• _Instruction_:
Give the number of lines that include the word "Calls", nothing more.

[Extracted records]
· · · · ·

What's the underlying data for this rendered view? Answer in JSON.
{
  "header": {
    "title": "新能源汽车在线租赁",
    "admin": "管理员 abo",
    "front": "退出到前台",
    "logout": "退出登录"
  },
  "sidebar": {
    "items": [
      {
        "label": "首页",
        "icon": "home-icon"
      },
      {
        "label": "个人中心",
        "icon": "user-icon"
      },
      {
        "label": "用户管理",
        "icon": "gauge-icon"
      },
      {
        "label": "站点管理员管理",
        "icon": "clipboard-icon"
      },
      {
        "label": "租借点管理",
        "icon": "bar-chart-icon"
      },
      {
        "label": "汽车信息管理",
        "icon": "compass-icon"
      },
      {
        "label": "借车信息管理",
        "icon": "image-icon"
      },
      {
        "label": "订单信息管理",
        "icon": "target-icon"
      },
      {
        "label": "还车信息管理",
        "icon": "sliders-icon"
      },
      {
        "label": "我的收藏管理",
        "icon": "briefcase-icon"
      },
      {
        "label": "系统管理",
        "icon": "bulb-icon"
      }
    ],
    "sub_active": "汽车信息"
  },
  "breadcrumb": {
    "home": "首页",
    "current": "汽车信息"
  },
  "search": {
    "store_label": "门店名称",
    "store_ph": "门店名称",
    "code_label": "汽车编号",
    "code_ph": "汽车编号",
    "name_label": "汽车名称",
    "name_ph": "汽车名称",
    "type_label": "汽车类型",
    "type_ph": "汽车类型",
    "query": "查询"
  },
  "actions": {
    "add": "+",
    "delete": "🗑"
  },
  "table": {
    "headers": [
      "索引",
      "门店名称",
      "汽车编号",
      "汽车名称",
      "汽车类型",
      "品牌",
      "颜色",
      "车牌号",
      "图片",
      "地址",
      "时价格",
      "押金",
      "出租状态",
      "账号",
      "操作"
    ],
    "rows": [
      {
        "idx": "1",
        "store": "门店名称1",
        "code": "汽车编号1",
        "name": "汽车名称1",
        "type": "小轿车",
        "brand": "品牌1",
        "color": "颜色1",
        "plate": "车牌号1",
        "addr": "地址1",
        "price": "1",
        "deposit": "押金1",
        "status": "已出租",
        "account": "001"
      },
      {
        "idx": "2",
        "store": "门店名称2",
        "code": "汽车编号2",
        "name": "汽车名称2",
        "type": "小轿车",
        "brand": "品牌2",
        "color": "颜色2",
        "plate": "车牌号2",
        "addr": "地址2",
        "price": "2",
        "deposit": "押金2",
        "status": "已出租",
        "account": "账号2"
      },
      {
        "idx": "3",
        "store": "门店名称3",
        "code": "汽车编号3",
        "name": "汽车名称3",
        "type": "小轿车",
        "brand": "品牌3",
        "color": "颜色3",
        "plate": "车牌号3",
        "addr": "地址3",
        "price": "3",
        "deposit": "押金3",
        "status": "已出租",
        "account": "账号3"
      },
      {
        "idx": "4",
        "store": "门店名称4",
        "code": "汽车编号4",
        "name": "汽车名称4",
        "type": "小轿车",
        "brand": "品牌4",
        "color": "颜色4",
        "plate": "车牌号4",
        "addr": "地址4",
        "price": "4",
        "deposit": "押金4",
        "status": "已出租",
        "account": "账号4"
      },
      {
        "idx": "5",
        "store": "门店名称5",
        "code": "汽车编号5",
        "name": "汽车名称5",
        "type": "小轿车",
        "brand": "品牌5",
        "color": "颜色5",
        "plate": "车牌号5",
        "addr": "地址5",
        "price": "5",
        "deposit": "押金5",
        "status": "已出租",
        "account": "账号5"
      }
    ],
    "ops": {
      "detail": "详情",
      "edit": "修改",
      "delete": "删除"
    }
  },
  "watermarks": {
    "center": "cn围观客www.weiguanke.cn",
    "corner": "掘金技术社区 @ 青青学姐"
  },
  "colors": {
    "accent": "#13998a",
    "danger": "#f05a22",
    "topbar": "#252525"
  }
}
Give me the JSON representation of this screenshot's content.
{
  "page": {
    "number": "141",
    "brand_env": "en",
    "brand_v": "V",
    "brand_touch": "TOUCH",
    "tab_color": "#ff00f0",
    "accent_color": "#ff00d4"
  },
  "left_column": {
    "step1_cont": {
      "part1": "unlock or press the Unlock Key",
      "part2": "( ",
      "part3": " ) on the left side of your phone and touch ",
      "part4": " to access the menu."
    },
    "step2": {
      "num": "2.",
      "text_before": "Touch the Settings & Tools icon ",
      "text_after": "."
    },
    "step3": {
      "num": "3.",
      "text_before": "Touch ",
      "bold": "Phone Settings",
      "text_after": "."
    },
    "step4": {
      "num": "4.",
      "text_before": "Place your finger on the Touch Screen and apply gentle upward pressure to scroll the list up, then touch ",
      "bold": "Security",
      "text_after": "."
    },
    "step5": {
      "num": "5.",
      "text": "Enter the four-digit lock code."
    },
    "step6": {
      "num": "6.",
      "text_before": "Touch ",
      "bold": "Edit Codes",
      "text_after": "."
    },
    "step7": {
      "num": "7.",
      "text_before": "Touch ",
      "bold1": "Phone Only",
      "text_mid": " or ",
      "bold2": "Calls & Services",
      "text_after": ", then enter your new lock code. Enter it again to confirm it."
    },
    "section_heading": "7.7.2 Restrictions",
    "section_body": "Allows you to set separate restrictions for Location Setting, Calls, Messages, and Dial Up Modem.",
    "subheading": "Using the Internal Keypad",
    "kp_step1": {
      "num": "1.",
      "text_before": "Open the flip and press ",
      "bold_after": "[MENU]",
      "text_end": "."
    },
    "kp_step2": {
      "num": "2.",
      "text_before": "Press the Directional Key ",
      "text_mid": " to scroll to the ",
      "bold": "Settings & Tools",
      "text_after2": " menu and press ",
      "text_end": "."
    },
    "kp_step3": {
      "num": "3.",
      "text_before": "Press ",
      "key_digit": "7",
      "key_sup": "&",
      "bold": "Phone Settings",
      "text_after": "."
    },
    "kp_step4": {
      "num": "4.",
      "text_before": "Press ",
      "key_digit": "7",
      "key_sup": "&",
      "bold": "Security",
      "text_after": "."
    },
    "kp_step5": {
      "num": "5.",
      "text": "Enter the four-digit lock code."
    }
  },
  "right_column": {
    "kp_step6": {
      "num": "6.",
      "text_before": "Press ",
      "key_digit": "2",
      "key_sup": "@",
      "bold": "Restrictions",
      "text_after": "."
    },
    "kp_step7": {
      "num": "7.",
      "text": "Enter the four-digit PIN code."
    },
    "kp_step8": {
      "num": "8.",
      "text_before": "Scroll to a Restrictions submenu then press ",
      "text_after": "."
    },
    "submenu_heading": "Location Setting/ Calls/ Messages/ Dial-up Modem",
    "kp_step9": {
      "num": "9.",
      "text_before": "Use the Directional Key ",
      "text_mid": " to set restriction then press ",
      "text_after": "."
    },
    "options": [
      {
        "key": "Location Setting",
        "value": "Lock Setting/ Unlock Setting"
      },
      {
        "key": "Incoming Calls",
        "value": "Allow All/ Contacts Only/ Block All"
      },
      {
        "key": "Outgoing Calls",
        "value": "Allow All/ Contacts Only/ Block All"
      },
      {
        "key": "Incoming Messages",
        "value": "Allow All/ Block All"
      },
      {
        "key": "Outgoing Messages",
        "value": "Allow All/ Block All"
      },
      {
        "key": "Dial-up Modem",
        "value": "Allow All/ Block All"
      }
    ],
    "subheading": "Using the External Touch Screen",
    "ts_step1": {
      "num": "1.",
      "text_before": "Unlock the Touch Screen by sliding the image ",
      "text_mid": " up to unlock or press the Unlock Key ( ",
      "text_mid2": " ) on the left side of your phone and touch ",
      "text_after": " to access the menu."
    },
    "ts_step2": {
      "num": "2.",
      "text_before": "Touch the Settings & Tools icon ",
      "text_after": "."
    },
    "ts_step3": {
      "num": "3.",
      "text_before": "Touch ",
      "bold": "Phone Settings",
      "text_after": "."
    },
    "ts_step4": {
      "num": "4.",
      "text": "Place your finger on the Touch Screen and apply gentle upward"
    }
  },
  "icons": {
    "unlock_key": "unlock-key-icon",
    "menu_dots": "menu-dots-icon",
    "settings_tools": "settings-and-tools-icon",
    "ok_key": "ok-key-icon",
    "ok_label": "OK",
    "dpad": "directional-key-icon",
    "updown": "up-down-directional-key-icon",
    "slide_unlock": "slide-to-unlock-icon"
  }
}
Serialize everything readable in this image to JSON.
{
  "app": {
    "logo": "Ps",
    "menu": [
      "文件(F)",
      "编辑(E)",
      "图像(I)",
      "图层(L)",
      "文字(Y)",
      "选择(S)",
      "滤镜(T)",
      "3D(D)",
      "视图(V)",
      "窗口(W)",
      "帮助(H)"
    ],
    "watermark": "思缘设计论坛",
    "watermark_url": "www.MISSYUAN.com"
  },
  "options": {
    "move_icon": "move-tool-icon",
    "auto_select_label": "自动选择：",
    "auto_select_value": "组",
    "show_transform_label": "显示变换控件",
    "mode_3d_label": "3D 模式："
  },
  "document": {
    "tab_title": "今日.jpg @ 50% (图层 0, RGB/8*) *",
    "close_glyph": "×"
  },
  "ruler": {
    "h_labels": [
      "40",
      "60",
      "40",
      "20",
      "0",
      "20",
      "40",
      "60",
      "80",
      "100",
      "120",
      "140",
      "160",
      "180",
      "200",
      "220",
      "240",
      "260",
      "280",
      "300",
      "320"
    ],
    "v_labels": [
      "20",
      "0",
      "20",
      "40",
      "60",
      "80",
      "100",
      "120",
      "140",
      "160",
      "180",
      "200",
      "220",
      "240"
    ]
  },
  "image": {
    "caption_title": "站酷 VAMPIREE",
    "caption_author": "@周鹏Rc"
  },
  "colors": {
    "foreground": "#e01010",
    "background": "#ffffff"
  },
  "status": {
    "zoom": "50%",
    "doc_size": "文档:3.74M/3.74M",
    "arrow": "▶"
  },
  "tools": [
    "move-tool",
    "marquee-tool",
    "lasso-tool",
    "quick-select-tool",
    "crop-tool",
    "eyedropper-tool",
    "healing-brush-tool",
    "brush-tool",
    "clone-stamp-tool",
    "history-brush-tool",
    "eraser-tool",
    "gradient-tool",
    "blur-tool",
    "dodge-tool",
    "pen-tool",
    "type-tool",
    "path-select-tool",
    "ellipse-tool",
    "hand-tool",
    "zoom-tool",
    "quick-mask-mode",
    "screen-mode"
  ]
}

· · · · ·

• _Task answer_:
5